Segment Start: Data provided

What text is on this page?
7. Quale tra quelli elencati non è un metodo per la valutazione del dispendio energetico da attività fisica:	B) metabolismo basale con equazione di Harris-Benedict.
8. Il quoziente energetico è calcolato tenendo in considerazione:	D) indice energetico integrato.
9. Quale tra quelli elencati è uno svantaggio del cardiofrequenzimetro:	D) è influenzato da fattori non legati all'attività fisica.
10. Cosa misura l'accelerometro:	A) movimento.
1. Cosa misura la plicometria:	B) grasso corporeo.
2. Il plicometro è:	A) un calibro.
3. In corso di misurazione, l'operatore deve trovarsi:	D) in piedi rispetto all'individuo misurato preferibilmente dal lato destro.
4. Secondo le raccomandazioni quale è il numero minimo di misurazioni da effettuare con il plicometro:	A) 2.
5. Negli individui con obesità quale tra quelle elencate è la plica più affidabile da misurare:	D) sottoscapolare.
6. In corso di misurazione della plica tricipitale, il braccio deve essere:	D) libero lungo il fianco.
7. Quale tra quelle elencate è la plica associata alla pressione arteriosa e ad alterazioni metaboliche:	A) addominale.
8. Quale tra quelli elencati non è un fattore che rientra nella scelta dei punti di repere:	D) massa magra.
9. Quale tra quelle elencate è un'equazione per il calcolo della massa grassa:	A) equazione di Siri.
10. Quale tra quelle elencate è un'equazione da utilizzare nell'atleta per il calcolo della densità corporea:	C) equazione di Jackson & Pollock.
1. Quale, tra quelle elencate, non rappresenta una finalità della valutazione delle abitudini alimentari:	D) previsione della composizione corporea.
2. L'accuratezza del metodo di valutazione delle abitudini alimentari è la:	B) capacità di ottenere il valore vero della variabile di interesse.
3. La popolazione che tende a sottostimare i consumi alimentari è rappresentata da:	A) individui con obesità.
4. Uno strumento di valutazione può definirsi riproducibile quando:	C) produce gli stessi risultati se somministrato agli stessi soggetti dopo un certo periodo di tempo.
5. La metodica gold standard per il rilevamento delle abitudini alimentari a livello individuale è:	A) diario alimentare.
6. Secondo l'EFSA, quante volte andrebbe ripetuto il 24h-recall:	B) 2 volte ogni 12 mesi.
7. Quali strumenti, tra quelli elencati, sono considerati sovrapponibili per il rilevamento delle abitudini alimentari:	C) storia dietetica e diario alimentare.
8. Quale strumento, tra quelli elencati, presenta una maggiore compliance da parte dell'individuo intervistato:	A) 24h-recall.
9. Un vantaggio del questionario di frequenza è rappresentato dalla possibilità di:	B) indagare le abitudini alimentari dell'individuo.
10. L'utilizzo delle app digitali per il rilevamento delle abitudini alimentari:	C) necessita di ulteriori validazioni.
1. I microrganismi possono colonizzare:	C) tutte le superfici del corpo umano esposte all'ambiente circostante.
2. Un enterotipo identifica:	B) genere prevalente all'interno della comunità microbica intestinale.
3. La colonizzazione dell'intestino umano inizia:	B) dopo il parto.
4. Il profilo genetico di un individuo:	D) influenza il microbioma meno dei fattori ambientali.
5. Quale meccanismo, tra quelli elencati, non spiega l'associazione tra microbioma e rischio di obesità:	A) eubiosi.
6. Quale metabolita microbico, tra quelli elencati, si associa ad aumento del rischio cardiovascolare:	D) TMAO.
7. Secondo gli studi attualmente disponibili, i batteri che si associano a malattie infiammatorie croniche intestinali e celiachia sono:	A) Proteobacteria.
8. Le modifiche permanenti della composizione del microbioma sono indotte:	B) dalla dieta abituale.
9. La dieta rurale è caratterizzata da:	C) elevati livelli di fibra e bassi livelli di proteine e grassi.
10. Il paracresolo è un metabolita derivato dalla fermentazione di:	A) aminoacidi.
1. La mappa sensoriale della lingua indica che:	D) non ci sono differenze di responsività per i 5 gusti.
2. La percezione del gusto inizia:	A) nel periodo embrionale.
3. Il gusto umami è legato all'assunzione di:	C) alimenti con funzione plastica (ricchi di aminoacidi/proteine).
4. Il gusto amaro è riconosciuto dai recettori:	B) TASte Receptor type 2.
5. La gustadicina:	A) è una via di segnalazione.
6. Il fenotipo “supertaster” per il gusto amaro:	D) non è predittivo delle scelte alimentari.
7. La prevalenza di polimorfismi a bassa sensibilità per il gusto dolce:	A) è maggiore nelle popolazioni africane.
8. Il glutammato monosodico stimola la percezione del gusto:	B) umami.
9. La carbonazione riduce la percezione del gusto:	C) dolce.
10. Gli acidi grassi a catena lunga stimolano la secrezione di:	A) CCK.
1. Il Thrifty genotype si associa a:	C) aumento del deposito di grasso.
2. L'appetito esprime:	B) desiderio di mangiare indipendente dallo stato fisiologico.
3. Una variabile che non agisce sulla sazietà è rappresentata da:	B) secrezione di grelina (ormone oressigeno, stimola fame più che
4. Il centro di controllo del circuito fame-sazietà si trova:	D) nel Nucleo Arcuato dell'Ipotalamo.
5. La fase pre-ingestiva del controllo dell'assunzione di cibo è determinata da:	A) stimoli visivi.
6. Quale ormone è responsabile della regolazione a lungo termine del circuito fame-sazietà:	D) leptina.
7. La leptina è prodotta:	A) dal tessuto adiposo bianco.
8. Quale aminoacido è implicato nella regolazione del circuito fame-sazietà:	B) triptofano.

Segment End: Data provided

Goal of the exercise –
The response must give every line from the material above that holds the string "dopo".

Answer to the exercise –
4. Uno strumento di valutazione può definirsi riproducibile quando:	C) produce gli stessi risultati se somministrato agli stessi soggetti dopo un certo periodo di tempo.
3. La colonizzazione dell'intestino umano inizia:	B) dopo il parto.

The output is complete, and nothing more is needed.